▸ **STATED TASK**:
Pull out every line with the word "text".
══ MATERIAL FOR THIS TASK
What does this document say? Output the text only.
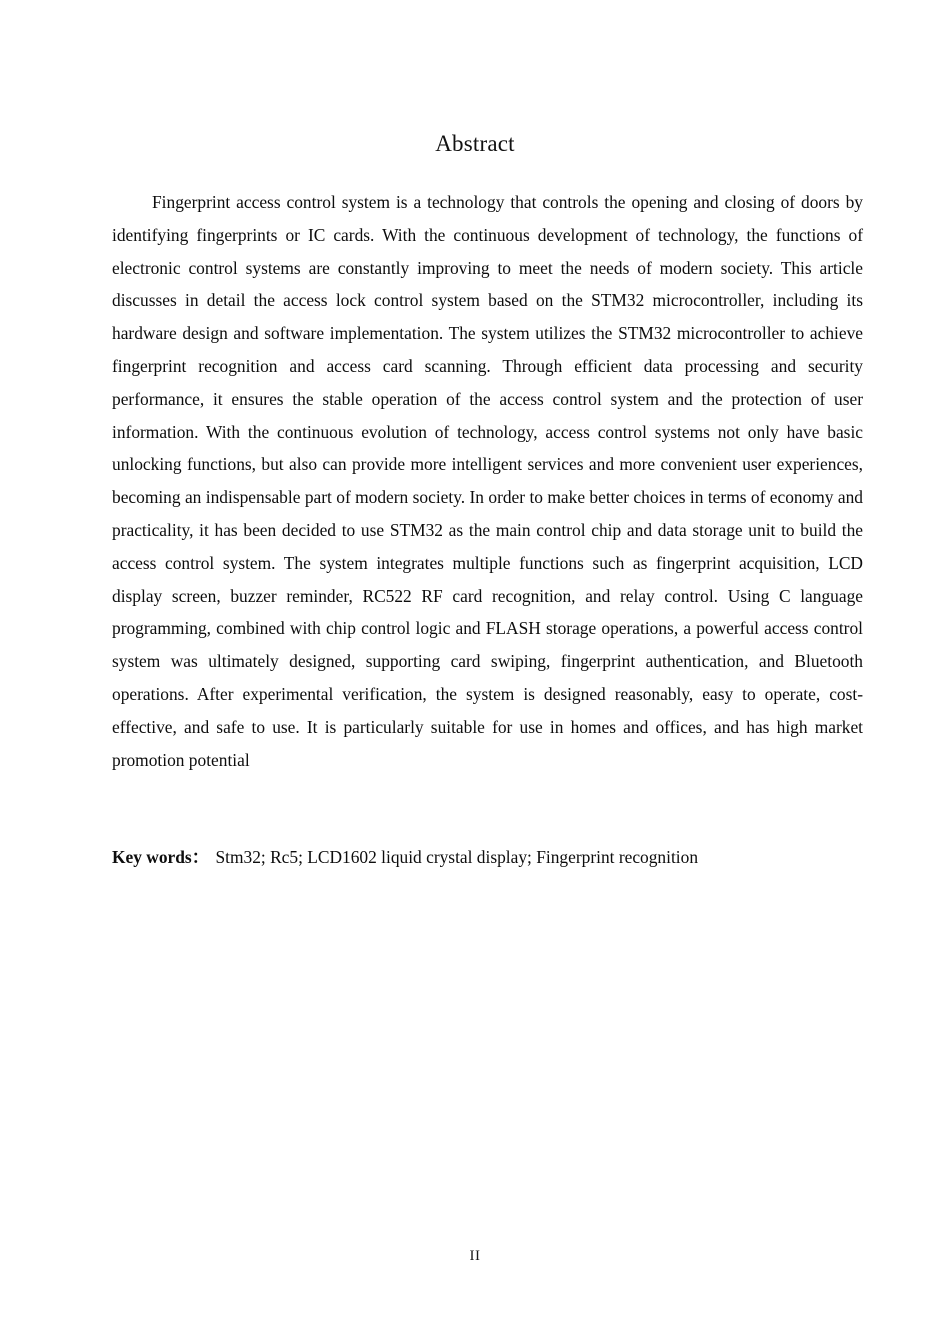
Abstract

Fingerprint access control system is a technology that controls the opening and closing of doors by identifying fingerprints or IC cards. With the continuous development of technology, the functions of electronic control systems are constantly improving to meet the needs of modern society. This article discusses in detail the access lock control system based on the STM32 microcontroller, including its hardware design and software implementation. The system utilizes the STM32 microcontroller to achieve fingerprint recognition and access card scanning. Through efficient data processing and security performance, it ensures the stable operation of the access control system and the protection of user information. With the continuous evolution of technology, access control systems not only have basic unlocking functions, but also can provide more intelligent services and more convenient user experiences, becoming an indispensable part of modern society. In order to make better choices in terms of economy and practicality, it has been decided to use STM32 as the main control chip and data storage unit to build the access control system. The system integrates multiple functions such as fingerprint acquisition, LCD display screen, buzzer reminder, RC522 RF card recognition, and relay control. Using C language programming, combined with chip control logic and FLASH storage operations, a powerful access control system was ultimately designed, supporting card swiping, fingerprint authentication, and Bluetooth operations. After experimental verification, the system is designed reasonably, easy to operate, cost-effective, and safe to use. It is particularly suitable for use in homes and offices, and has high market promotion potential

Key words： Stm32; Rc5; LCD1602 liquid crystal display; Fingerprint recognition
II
════
══ MATERIAL FOR THIS TASK
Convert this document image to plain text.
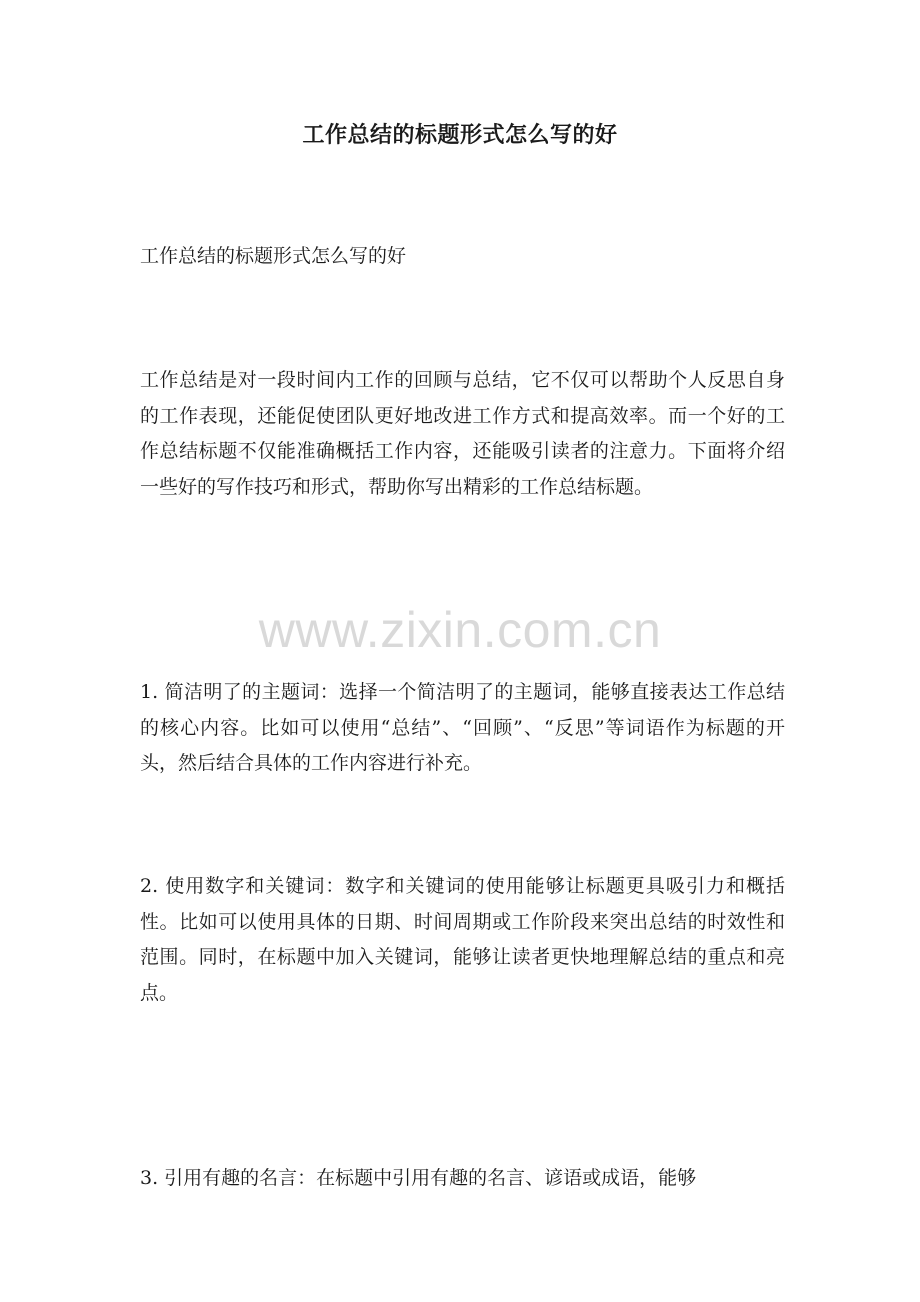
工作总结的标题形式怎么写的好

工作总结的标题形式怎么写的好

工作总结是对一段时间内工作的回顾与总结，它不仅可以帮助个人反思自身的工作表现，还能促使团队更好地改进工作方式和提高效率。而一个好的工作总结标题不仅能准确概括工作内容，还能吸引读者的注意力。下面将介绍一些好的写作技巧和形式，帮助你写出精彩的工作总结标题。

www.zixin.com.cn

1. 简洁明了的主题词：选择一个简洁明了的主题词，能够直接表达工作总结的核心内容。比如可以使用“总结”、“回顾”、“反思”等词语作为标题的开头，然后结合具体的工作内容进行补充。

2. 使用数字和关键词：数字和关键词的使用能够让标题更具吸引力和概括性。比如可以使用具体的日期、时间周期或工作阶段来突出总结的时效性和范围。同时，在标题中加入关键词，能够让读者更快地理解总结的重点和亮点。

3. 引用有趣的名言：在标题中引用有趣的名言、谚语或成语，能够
════
▸ **EXERCISE RESULT**:
What does this document say? Output the text only.
Convert this document image to plain text.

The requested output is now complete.